Start Records to use

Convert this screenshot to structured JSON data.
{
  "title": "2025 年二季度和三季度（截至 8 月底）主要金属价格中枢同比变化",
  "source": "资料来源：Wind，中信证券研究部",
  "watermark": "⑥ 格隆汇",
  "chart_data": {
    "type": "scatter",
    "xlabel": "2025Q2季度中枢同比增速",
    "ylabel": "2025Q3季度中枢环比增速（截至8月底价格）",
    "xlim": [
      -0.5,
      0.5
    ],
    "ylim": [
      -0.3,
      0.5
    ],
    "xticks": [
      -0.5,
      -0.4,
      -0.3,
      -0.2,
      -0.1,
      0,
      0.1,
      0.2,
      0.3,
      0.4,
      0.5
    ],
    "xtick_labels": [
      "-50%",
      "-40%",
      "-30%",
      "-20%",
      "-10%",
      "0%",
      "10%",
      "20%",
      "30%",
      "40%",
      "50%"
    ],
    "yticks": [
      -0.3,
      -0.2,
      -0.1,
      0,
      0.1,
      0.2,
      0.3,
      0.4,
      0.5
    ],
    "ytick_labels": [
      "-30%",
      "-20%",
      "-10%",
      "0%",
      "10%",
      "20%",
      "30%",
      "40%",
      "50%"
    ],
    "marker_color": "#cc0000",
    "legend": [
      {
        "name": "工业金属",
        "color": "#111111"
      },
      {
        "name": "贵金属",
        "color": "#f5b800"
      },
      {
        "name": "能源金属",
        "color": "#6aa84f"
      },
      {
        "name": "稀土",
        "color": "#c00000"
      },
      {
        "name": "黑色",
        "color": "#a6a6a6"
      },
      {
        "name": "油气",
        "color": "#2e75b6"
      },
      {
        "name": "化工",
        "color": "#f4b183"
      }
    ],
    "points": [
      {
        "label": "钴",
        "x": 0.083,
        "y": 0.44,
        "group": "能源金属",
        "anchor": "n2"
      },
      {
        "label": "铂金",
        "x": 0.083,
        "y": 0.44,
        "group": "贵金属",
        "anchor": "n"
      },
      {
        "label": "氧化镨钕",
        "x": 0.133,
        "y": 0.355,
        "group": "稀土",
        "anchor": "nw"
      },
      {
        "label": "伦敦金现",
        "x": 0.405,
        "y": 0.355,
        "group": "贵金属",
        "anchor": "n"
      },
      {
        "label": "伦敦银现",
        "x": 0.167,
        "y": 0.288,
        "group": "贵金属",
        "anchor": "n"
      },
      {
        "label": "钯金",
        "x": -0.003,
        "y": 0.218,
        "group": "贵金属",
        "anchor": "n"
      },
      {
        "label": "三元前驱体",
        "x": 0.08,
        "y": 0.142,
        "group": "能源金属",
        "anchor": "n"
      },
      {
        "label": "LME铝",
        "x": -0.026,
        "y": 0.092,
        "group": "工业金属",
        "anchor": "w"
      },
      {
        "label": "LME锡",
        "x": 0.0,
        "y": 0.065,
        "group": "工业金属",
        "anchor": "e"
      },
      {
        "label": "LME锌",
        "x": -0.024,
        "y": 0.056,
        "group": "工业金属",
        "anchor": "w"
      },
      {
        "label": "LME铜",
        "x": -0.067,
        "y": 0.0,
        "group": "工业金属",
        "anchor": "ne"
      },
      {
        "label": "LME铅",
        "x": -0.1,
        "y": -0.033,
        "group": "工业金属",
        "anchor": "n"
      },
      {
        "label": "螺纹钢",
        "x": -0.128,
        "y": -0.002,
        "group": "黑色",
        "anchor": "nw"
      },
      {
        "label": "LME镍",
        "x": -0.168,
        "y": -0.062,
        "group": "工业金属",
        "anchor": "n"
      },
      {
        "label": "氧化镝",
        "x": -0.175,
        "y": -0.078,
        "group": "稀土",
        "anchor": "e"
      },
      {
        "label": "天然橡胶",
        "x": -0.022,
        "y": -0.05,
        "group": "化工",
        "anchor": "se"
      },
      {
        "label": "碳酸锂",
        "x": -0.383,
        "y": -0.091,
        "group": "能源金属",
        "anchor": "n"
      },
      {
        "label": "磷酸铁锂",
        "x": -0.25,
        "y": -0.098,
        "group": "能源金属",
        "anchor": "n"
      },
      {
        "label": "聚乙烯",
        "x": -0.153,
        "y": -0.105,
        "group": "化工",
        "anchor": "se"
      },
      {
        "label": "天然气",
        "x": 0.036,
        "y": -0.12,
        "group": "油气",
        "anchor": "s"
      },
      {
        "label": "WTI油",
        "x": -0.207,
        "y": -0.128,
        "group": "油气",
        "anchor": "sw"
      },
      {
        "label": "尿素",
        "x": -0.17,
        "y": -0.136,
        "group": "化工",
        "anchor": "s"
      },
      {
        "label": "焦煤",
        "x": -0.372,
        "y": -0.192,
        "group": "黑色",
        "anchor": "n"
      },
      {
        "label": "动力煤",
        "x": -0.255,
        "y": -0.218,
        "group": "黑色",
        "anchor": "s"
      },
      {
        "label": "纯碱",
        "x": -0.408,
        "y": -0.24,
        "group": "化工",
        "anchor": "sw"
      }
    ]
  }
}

End Records to use

Required task:
Copy down the material exactly as written.

Task answer:
Convert this screenshot to structured JSON data.
{
  "title": "2025 年二季度和三季度（截至 8 月底）主要金属价格中枢同比变化",
  "source": "资料来源：Wind，中信证券研究部",
  "watermark": "⑥ 格隆汇",
  "chart_data": {
    "type": "scatter",
    "xlabel": "2025Q2季度中枢同比增速",
    "ylabel": "2025Q3季度中枢环比增速（截至8月底价格）",
    "xlim": [
      -0.5,
      0.5
    ],
    "ylim": [
      -0.3,
      0.5
    ],
    "xticks": [
      -0.5,
      -0.4,
      -0.3,
      -0.2,
      -0.1,
      0,
      0.1,
      0.2,
      0.3,
      0.4,
      0.5
    ],
    "xtick_labels": [
      "-50%",
      "-40%",
      "-30%",
      "-20%",
      "-10%",
      "0%",
      "10%",
      "20%",
      "30%",
      "40%",
      "50%"
    ],
    "yticks": [
      -0.3,
      -0.2,
      -0.1,
      0,
      0.1,
      0.2,
      0.3,
      0.4,
      0.5
    ],
    "ytick_labels": [
      "-30%",
      "-20%",
      "-10%",
      "0%",
      "10%",
      "20%",
      "30%",
      "40%",
      "50%"
    ],
    "marker_color": "#cc0000",
    "legend": [
      {
        "name": "工业金属",
        "color": "#111111"
      },
      {
        "name": "贵金属",
        "color": "#f5b800"
      },
      {
        "name": "能源金属",
        "color": "#6aa84f"
      },
      {
        "name": "稀土",
        "color": "#c00000"
      },
      {
        "name": "黑色",
        "color": "#a6a6a6"
      },
      {
        "name": "油气",
        "color": "#2e75b6"
      },
      {
        "name": "化工",
        "color": "#f4b183"
      }
    ],
    "points": [
      {
        "label": "钴",
        "x": 0.083,
        "y": 0.44,
        "group": "能源金属",
        "anchor": "n2"
      },
      {
        "label": "铂金",
        "x": 0.083,
        "y": 0.44,
        "group": "贵金属",
        "anchor": "n"
      },
      {
        "label": "氧化镨钕",
        "x": 0.133,
        "y": 0.355,
        "group": "稀土",
        "anchor": "nw"
      },
      {
        "label": "伦敦金现",
        "x": 0.405,
        "y": 0.355,
        "group": "贵金属",
        "anchor": "n"
      },
      {
        "label": "伦敦银现",
        "x": 0.167,
        "y": 0.288,
        "group": "贵金属",
        "anchor": "n"
      },
      {
        "label": "钯金",
        "x": -0.003,
        "y": 0.218,
        "group": "贵金属",
        "anchor": "n"
      },
      {
        "label": "三元前驱体",
        "x": 0.08,
        "y": 0.142,
        "group": "能源金属",
        "anchor": "n"
      },
      {
        "label": "LME铝",
        "x": -0.026,
        "y": 0.092,
        "group": "工业金属",
        "anchor": "w"
      },
      {
        "label": "LME锡",
        "x": 0.0,
        "y": 0.065,
        "group": "工业金属",
        "anchor": "e"
      },
      {
        "label": "LME锌",
        "x": -0.024,
        "y": 0.056,
        "group": "工业金属",
        "anchor": "w"
      },
      {
        "label": "LME铜",
        "x": -0.067,
        "y": 0.0,
        "group": "工业金属",
        "anchor": "ne"
      },
      {
        "label": "LME铅",
        "x": -0.1,
        "y": -0.033,
        "group": "工业金属",
        "anchor": "n"
      },
      {
        "label": "螺纹钢",
        "x": -0.128,
        "y": -0.002,
        "group": "黑色",
        "anchor": "nw"
      },
      {
        "label": "LME镍",
        "x": -0.168,
        "y": -0.062,
        "group": "工业金属",
        "anchor": "n"
      },
      {
        "label": "氧化镝",
        "x": -0.175,
        "y": -0.078,
        "group": "稀土",
        "anchor": "e"
      },
      {
        "label": "天然橡胶",
        "x": -0.022,
        "y": -0.05,
        "group": "化工",
        "anchor": "se"
      },
      {
        "label": "碳酸锂",
        "x": -0.383,
        "y": -0.091,
        "group": "能源金属",
        "anchor": "n"
      },
      {
        "label": "磷酸铁锂",
        "x": -0.25,
        "y": -0.098,
        "group": "能源金属",
        "anchor": "n"
      },
      {
        "label": "聚乙烯",
        "x": -0.153,
        "y": -0.105,
        "group": "化工",
        "anchor": "se"
      },
      {
        "label": "天然气",
        "x": 0.036,
        "y": -0.12,
        "group": "油气",
        "anchor": "s"
      },
      {
        "label": "WTI油",
        "x": -0.207,
        "y": -0.128,
        "group": "油气",
        "anchor": "sw"
      },
      {
        "label": "尿素",
        "x": -0.17,
        "y": -0.136,
        "group": "化工",
        "anchor": "s"
      },
      {
        "label": "焦煤",
        "x": -0.372,
        "y": -0.192,
        "group": "黑色",
        "anchor": "n"
      },
      {
        "label": "动力煤",
        "x": -0.255,
        "y": -0.218,
        "group": "黑色",
        "anchor": "s"
      },
      {
        "label": "纯碱",
        "x": -0.408,
        "y": -0.24,
        "group": "化工",
        "anchor": "sw"
      }
    ]
  }
}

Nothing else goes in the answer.